Rows from a dataset:
# # # # #
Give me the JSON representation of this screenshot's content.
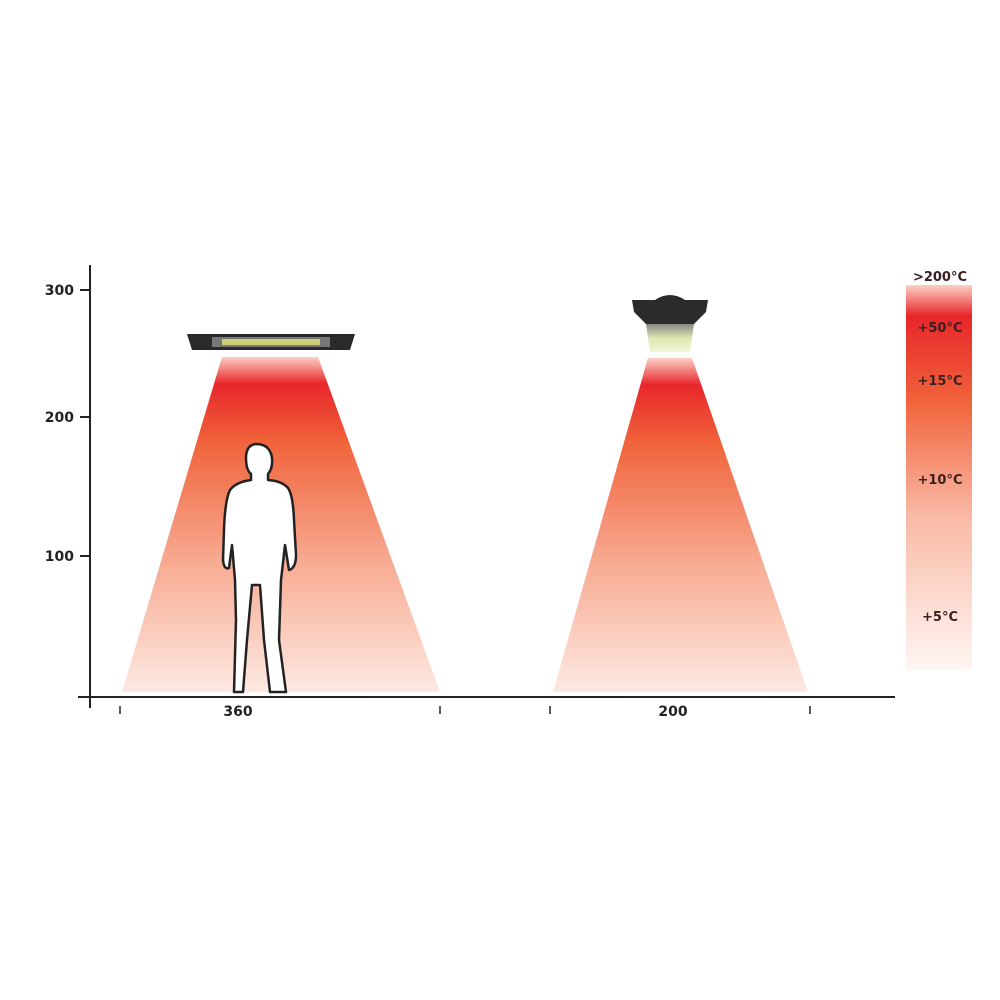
{
  "y_axis": {
    "ticks": [
      "300",
      "200",
      "100"
    ]
  },
  "x_axis": {
    "labels": [
      "360",
      "200"
    ]
  },
  "heaters": [
    {
      "name": "linear-heater",
      "width_label": "360"
    },
    {
      "name": "round-heater",
      "width_label": "200"
    }
  ],
  "legend": {
    "labels": [
      ">200°C",
      "+50°C",
      "+15°C",
      "+10°C",
      "+5°C"
    ]
  },
  "colors": {
    "hot": "#e8262b",
    "warm": "#f0623a",
    "cool": "#fde4dc",
    "axis": "#222222"
  }
}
# # # # #
→ **WHAT THIS TASK INVOLVES**
Without including the pictures, reproduce all entries exactly.

→ **RESULT**
Give me the JSON representation of this screenshot's content.
{
  "y_axis": {
    "ticks": [
      "300",
      "200",
      "100"
    ]
  },
  "x_axis": {
    "labels": [
      "360",
      "200"
    ]
  },
  "heaters": [
    {
      "name": "linear-heater",
      "width_label": "360"
    },
    {
      "name": "round-heater",
      "width_label": "200"
    }
  ],
  "legend": {
    "labels": [
      ">200°C",
      "+50°C",
      "+15°C",
      "+10°C",
      "+5°C"
    ]
  },
  "colors": {
    "hot": "#e8262b",
    "warm": "#f0623a",
    "cool": "#fde4dc",
    "axis": "#222222"
  }
}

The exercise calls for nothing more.